Task goal => Render every entry verbatim.

Dataset entries =>
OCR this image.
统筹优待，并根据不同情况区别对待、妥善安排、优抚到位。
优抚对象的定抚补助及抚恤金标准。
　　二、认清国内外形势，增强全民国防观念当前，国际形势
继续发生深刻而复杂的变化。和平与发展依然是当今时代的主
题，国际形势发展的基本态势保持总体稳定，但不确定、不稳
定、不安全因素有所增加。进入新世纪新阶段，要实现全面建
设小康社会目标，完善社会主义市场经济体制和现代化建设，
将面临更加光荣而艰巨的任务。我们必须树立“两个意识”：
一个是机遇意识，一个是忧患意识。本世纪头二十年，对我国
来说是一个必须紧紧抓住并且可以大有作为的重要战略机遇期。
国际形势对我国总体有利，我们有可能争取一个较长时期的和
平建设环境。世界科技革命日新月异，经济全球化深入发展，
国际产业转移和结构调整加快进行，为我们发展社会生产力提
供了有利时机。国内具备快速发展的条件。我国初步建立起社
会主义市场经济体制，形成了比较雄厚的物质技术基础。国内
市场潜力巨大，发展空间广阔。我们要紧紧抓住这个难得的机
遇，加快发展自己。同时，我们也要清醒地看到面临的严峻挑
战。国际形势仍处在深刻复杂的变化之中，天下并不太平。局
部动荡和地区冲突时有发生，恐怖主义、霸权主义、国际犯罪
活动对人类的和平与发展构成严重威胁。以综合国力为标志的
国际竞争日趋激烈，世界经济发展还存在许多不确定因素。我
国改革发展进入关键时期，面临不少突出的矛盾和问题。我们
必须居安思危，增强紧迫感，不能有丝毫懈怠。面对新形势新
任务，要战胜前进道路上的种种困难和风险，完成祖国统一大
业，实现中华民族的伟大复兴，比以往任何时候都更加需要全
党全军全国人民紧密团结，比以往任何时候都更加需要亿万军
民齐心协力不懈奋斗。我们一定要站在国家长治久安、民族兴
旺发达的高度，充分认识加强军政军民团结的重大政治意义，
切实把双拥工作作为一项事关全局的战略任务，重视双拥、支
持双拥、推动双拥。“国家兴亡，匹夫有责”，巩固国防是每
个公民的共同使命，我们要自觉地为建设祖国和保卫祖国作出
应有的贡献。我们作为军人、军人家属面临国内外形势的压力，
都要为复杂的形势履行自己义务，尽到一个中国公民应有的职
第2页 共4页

Result of the exercise =>
OCR this image.
统筹优待，并根据不同情况区别对待、妥善安排、优抚到位。
优抚对象的定抚补助及抚恤金标准。
　　二、认清国内外形势，增强全民国防观念当前，国际形势
继续发生深刻而复杂的变化。和平与发展依然是当今时代的主
题，国际形势发展的基本态势保持总体稳定，但不确定、不稳
定、不安全因素有所增加。进入新世纪新阶段，要实现全面建
设小康社会目标，完善社会主义市场经济体制和现代化建设，
将面临更加光荣而艰巨的任务。我们必须树立“两个意识”：
一个是机遇意识，一个是忧患意识。本世纪头二十年，对我国
来说是一个必须紧紧抓住并且可以大有作为的重要战略机遇期。
国际形势对我国总体有利，我们有可能争取一个较长时期的和
平建设环境。世界科技革命日新月异，经济全球化深入发展，
国际产业转移和结构调整加快进行，为我们发展社会生产力提
供了有利时机。国内具备快速发展的条件。我国初步建立起社
会主义市场经济体制，形成了比较雄厚的物质技术基础。国内
市场潜力巨大，发展空间广阔。我们要紧紧抓住这个难得的机
遇，加快发展自己。同时，我们也要清醒地看到面临的严峻挑
战。国际形势仍处在深刻复杂的变化之中，天下并不太平。局
部动荡和地区冲突时有发生，恐怖主义、霸权主义、国际犯罪
活动对人类的和平与发展构成严重威胁。以综合国力为标志的
国际竞争日趋激烈，世界经济发展还存在许多不确定因素。我
国改革发展进入关键时期，面临不少突出的矛盾和问题。我们
必须居安思危，增强紧迫感，不能有丝毫懈怠。面对新形势新
任务，要战胜前进道路上的种种困难和风险，完成祖国统一大
业，实现中华民族的伟大复兴，比以往任何时候都更加需要全
党全军全国人民紧密团结，比以往任何时候都更加需要亿万军
民齐心协力不懈奋斗。我们一定要站在国家长治久安、民族兴
旺发达的高度，充分认识加强军政军民团结的重大政治意义，
切实把双拥工作作为一项事关全局的战略任务，重视双拥、支
持双拥、推动双拥。“国家兴亡，匹夫有责”，巩固国防是每
个公民的共同使命，我们要自觉地为建设祖国和保卫祖国作出
应有的贡献。我们作为军人、军人家属面临国内外形势的压力，
都要为复杂的形势履行自己义务，尽到一个中国公民应有的职
第2页 共4页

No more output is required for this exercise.